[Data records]
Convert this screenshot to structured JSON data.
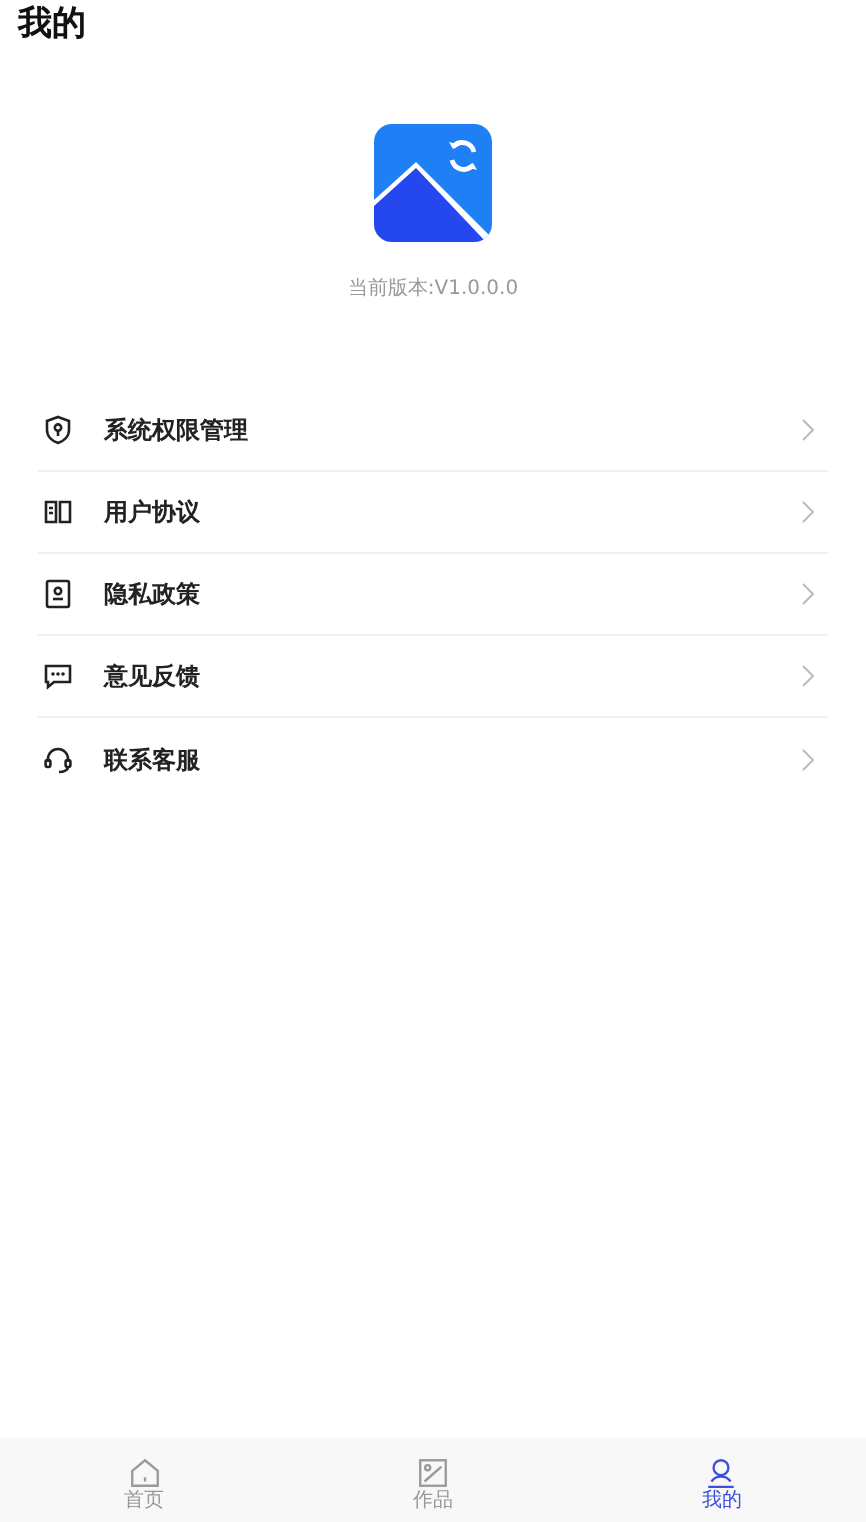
{
  "header": {
    "title": "我的"
  },
  "app": {
    "version": "当前版本:V1.0.0.0"
  },
  "menu": [
    {
      "kind": "shield",
      "label": "系统权限管理"
    },
    {
      "kind": "book",
      "label": "用户协议"
    },
    {
      "kind": "badge",
      "label": "隐私政策"
    },
    {
      "kind": "chat",
      "label": "意见反馈"
    },
    {
      "kind": "headset",
      "label": "联系客服"
    }
  ],
  "tabs": [
    {
      "kind": "home",
      "label": "首页",
      "selected": false
    },
    {
      "kind": "image",
      "label": "作品",
      "selected": false
    },
    {
      "kind": "user",
      "label": "我的",
      "selected": true
    }
  ]
}
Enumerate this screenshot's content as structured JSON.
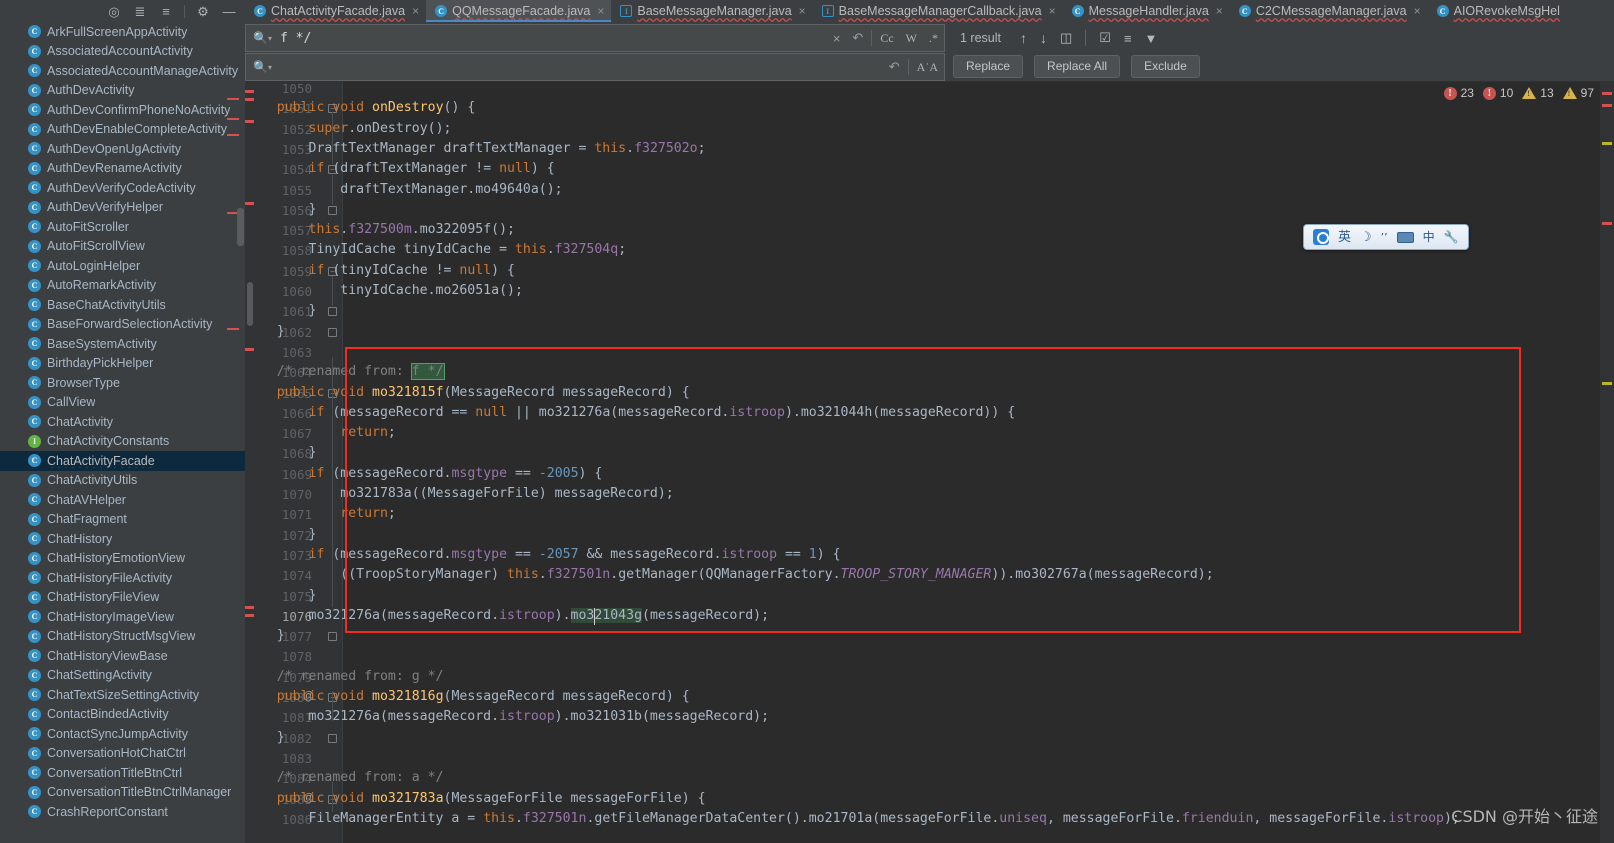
{
  "toolbar": {
    "icons": [
      {
        "name": "locate-icon",
        "glyph": "⊕"
      },
      {
        "name": "collapse-all-icon",
        "glyph": "≡"
      },
      {
        "name": "expand-all-icon",
        "glyph": "≣"
      },
      {
        "name": "settings-gear-icon",
        "glyph": "⚙"
      },
      {
        "name": "hide-panel-icon",
        "glyph": "—"
      }
    ]
  },
  "sidebar": {
    "selected": "ChatActivityFacade",
    "items": [
      {
        "label": "ArkFullScreenAppActivity",
        "kind": "C"
      },
      {
        "label": "AssociatedAccountActivity",
        "kind": "C"
      },
      {
        "label": "AssociatedAccountManageActivity",
        "kind": "C"
      },
      {
        "label": "AuthDevActivity",
        "kind": "C"
      },
      {
        "label": "AuthDevConfirmPhoneNoActivity",
        "kind": "C"
      },
      {
        "label": "AuthDevEnableCompleteActivity",
        "kind": "C"
      },
      {
        "label": "AuthDevOpenUgActivity",
        "kind": "C"
      },
      {
        "label": "AuthDevRenameActivity",
        "kind": "C"
      },
      {
        "label": "AuthDevVerifyCodeActivity",
        "kind": "C"
      },
      {
        "label": "AuthDevVerifyHelper",
        "kind": "C"
      },
      {
        "label": "AutoFitScroller",
        "kind": "C"
      },
      {
        "label": "AutoFitScrollView",
        "kind": "C"
      },
      {
        "label": "AutoLoginHelper",
        "kind": "C"
      },
      {
        "label": "AutoRemarkActivity",
        "kind": "C"
      },
      {
        "label": "BaseChatActivityUtils",
        "kind": "C"
      },
      {
        "label": "BaseForwardSelectionActivity",
        "kind": "C"
      },
      {
        "label": "BaseSystemActivity",
        "kind": "C"
      },
      {
        "label": "BirthdayPickHelper",
        "kind": "C"
      },
      {
        "label": "BrowserType",
        "kind": "C"
      },
      {
        "label": "CallView",
        "kind": "C"
      },
      {
        "label": "ChatActivity",
        "kind": "C"
      },
      {
        "label": "ChatActivityConstants",
        "kind": "I"
      },
      {
        "label": "ChatActivityFacade",
        "kind": "C"
      },
      {
        "label": "ChatActivityUtils",
        "kind": "C"
      },
      {
        "label": "ChatAVHelper",
        "kind": "C"
      },
      {
        "label": "ChatFragment",
        "kind": "C"
      },
      {
        "label": "ChatHistory",
        "kind": "C"
      },
      {
        "label": "ChatHistoryEmotionView",
        "kind": "C"
      },
      {
        "label": "ChatHistoryFileActivity",
        "kind": "C"
      },
      {
        "label": "ChatHistoryFileView",
        "kind": "C"
      },
      {
        "label": "ChatHistoryImageView",
        "kind": "C"
      },
      {
        "label": "ChatHistoryStructMsgView",
        "kind": "C"
      },
      {
        "label": "ChatHistoryViewBase",
        "kind": "C"
      },
      {
        "label": "ChatSettingActivity",
        "kind": "C"
      },
      {
        "label": "ChatTextSizeSettingActivity",
        "kind": "C"
      },
      {
        "label": "ContactBindedActivity",
        "kind": "C"
      },
      {
        "label": "ContactSyncJumpActivity",
        "kind": "C"
      },
      {
        "label": "ConversationHotChatCtrl",
        "kind": "C"
      },
      {
        "label": "ConversationTitleBtnCtrl",
        "kind": "C"
      },
      {
        "label": "ConversationTitleBtnCtrlManager",
        "kind": "C"
      },
      {
        "label": "CrashReportConstant",
        "kind": "C"
      }
    ]
  },
  "tabs": [
    {
      "label": "ChatActivityFacade.java",
      "kind": "C",
      "active": false
    },
    {
      "label": "QQMessageFacade.java",
      "kind": "C",
      "active": true
    },
    {
      "label": "BaseMessageManager.java",
      "kind": "I",
      "active": false
    },
    {
      "label": "BaseMessageManagerCallback.java",
      "kind": "I",
      "active": false
    },
    {
      "label": "MessageHandler.java",
      "kind": "C",
      "active": false
    },
    {
      "label": "C2CMessageManager.java",
      "kind": "C",
      "active": false
    },
    {
      "label": "AIORevokeMsgHel",
      "kind": "C",
      "active": false
    }
  ],
  "find": {
    "query": "f */",
    "replace_value": "",
    "replace_placeholder": "",
    "result_count": "1 result",
    "options": {
      "case": "Cc",
      "words": "W",
      "regex": ".*"
    },
    "buttons": {
      "replace": "Replace",
      "replace_all": "Replace All",
      "exclude": "Exclude"
    },
    "icons": {
      "search": "search-icon",
      "clear": "×",
      "history": "↶",
      "prev": "↑",
      "next": "↓",
      "select_all": "❐",
      "preserve_case": "A˙A",
      "filter": "filter-icon",
      "scope": "scope-icon",
      "open_in_find": "open-in-find-window-icon"
    }
  },
  "inspections": {
    "errors_1": "23",
    "errors_2": "10",
    "warnings_1": "13",
    "warnings_2": "97"
  },
  "editor": {
    "first_line": 1050,
    "current_line": 1076,
    "lines": [
      {
        "n": 1050,
        "text": "",
        "blank_top": true
      },
      {
        "n": 1051,
        "tokens": [
          [
            "pl",
            "    "
          ],
          [
            "k",
            "public void "
          ],
          [
            "f",
            "onDestroy"
          ],
          [
            "pl",
            "() {"
          ]
        ],
        "gutter": "override",
        "fold": "start"
      },
      {
        "n": 1052,
        "tokens": [
          [
            "pl",
            "        "
          ],
          [
            "k",
            "super"
          ],
          [
            "pl",
            ".onDestroy();"
          ]
        ]
      },
      {
        "n": 1053,
        "tokens": [
          [
            "pl",
            "        DraftTextManager draftTextManager = "
          ],
          [
            "k",
            "this"
          ],
          [
            "pl",
            "."
          ],
          [
            "fl",
            "f327502o"
          ],
          [
            "pl",
            ";"
          ]
        ]
      },
      {
        "n": 1054,
        "tokens": [
          [
            "pl",
            "        "
          ],
          [
            "k",
            "if"
          ],
          [
            "pl",
            " (draftTextManager != "
          ],
          [
            "k",
            "null"
          ],
          [
            "pl",
            ") {"
          ]
        ],
        "fold": "start"
      },
      {
        "n": 1055,
        "tokens": [
          [
            "pl",
            "            draftTextManager.mo49640a();"
          ]
        ]
      },
      {
        "n": 1056,
        "tokens": [
          [
            "pl",
            "        }"
          ]
        ],
        "fold": "end"
      },
      {
        "n": 1057,
        "tokens": [
          [
            "pl",
            "        "
          ],
          [
            "k",
            "this"
          ],
          [
            "pl",
            "."
          ],
          [
            "fl",
            "f327500m"
          ],
          [
            "pl",
            ".mo322095f();"
          ]
        ]
      },
      {
        "n": 1058,
        "tokens": [
          [
            "pl",
            "        TinyIdCache tinyIdCache = "
          ],
          [
            "k",
            "this"
          ],
          [
            "pl",
            "."
          ],
          [
            "fl",
            "f327504q"
          ],
          [
            "pl",
            ";"
          ]
        ]
      },
      {
        "n": 1059,
        "tokens": [
          [
            "pl",
            "        "
          ],
          [
            "k",
            "if"
          ],
          [
            "pl",
            " (tinyIdCache != "
          ],
          [
            "k",
            "null"
          ],
          [
            "pl",
            ") {"
          ]
        ],
        "fold": "start"
      },
      {
        "n": 1060,
        "tokens": [
          [
            "pl",
            "            tinyIdCache.mo26051a();"
          ]
        ]
      },
      {
        "n": 1061,
        "tokens": [
          [
            "pl",
            "        }"
          ]
        ],
        "fold": "end"
      },
      {
        "n": 1062,
        "tokens": [
          [
            "pl",
            "    }"
          ]
        ],
        "fold": "end"
      },
      {
        "n": 1063,
        "tokens": [
          [
            "pl",
            ""
          ]
        ]
      },
      {
        "n": 1064,
        "tokens": [
          [
            "cm",
            "    /* renamed from: "
          ],
          [
            "hl",
            "f */"
          ]
        ]
      },
      {
        "n": 1065,
        "tokens": [
          [
            "pl",
            "    "
          ],
          [
            "k",
            "public void "
          ],
          [
            "f",
            "mo321815f"
          ],
          [
            "pl",
            "(MessageRecord messageRecord) {"
          ]
        ],
        "fold": "start"
      },
      {
        "n": 1066,
        "tokens": [
          [
            "pl",
            "        "
          ],
          [
            "k",
            "if"
          ],
          [
            "pl",
            " (messageRecord == "
          ],
          [
            "k",
            "null"
          ],
          [
            "pl",
            " || mo321276a(messageRecord."
          ],
          [
            "fl",
            "istroop"
          ],
          [
            "pl",
            ").mo321044h(messageRecord)) {"
          ]
        ]
      },
      {
        "n": 1067,
        "tokens": [
          [
            "pl",
            "            "
          ],
          [
            "k",
            "return"
          ],
          [
            "pl",
            ";"
          ]
        ]
      },
      {
        "n": 1068,
        "tokens": [
          [
            "pl",
            "        }"
          ]
        ]
      },
      {
        "n": 1069,
        "tokens": [
          [
            "pl",
            "        "
          ],
          [
            "k",
            "if"
          ],
          [
            "pl",
            " (messageRecord."
          ],
          [
            "fl",
            "msgtype"
          ],
          [
            "pl",
            " == "
          ],
          [
            "n",
            "-2005"
          ],
          [
            "pl",
            ") {"
          ]
        ]
      },
      {
        "n": 1070,
        "tokens": [
          [
            "pl",
            "            mo321783a((MessageForFile) messageRecord);"
          ]
        ]
      },
      {
        "n": 1071,
        "tokens": [
          [
            "pl",
            "            "
          ],
          [
            "k",
            "return"
          ],
          [
            "pl",
            ";"
          ]
        ]
      },
      {
        "n": 1072,
        "tokens": [
          [
            "pl",
            "        }"
          ]
        ]
      },
      {
        "n": 1073,
        "tokens": [
          [
            "pl",
            "        "
          ],
          [
            "k",
            "if"
          ],
          [
            "pl",
            " (messageRecord."
          ],
          [
            "fl",
            "msgtype"
          ],
          [
            "pl",
            " == "
          ],
          [
            "n",
            "-2057"
          ],
          [
            "pl",
            " && messageRecord."
          ],
          [
            "fl",
            "istroop"
          ],
          [
            "pl",
            " == "
          ],
          [
            "n",
            "1"
          ],
          [
            "pl",
            ") {"
          ]
        ]
      },
      {
        "n": 1074,
        "tokens": [
          [
            "pl",
            "            ((TroopStoryManager) "
          ],
          [
            "k",
            "this"
          ],
          [
            "pl",
            "."
          ],
          [
            "fl",
            "f327501n"
          ],
          [
            "pl",
            ".getManager(QQManagerFactory."
          ],
          [
            "it",
            "TROOP_STORY_MANAGER"
          ],
          [
            "pl",
            ")).mo302767a(messageRecord);"
          ]
        ]
      },
      {
        "n": 1075,
        "tokens": [
          [
            "pl",
            "        }"
          ]
        ]
      },
      {
        "n": 1076,
        "tokens": [
          [
            "pl",
            "        mo321276a(messageRecord."
          ],
          [
            "fl",
            "istroop"
          ],
          [
            "pl",
            ")."
          ],
          [
            "soft",
            "mo321043g"
          ],
          [
            "pl",
            "(messageRecord);"
          ]
        ],
        "gutter": "warn",
        "current": true
      },
      {
        "n": 1077,
        "tokens": [
          [
            "pl",
            "    }"
          ]
        ],
        "fold": "end"
      },
      {
        "n": 1078,
        "tokens": [
          [
            "pl",
            ""
          ]
        ]
      },
      {
        "n": 1079,
        "tokens": [
          [
            "cm",
            "    /* renamed from: g */"
          ]
        ]
      },
      {
        "n": 1080,
        "tokens": [
          [
            "pl",
            "    "
          ],
          [
            "k",
            "public void "
          ],
          [
            "f",
            "mo321816g"
          ],
          [
            "pl",
            "(MessageRecord messageRecord) {"
          ]
        ],
        "gutter": "at",
        "fold": "start"
      },
      {
        "n": 1081,
        "tokens": [
          [
            "pl",
            "        mo321276a(messageRecord."
          ],
          [
            "fl",
            "istroop"
          ],
          [
            "pl",
            ").mo321031b(messageRecord);"
          ]
        ]
      },
      {
        "n": 1082,
        "tokens": [
          [
            "pl",
            "    }"
          ]
        ],
        "fold": "end"
      },
      {
        "n": 1083,
        "tokens": [
          [
            "pl",
            ""
          ]
        ]
      },
      {
        "n": 1084,
        "tokens": [
          [
            "cm",
            "    /* renamed from: a */"
          ]
        ]
      },
      {
        "n": 1085,
        "tokens": [
          [
            "pl",
            "    "
          ],
          [
            "k",
            "public void "
          ],
          [
            "f",
            "mo321783a"
          ],
          [
            "pl",
            "(MessageForFile messageForFile) {"
          ]
        ],
        "gutter": "at",
        "fold": "start"
      },
      {
        "n": 1086,
        "tokens": [
          [
            "pl",
            "        FileManagerEntity a = "
          ],
          [
            "k",
            "this"
          ],
          [
            "pl",
            "."
          ],
          [
            "fl",
            "f327501n"
          ],
          [
            "pl",
            ".getFileManagerDataCenter().mo21701a(messageForFile."
          ],
          [
            "fl",
            "uniseq"
          ],
          [
            "pl",
            ", messageForFile."
          ],
          [
            "fl",
            "frienduin"
          ],
          [
            "pl",
            ", messageForFile."
          ],
          [
            "fl",
            "istroop"
          ],
          [
            "pl",
            ");"
          ]
        ]
      }
    ]
  },
  "ime": {
    "items": [
      {
        "name": "ime-logo-icon",
        "glyph": ""
      },
      {
        "name": "ime-language-mode",
        "glyph": "英"
      },
      {
        "name": "ime-moon-icon",
        "glyph": "☽"
      },
      {
        "name": "ime-punctuation-icon",
        "glyph": "’’"
      },
      {
        "name": "ime-keyboard-icon",
        "glyph": ""
      },
      {
        "name": "ime-handwriting-icon",
        "glyph": "中"
      },
      {
        "name": "ime-toolbox-icon",
        "glyph": "🔧"
      }
    ]
  },
  "watermark": "CSDN @开始丶征途"
}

WHAT THE TASK REQUIRES - Say how many lines in the entries contain the string "structured", and say nothing else.

THE COMPLETED TASK - 2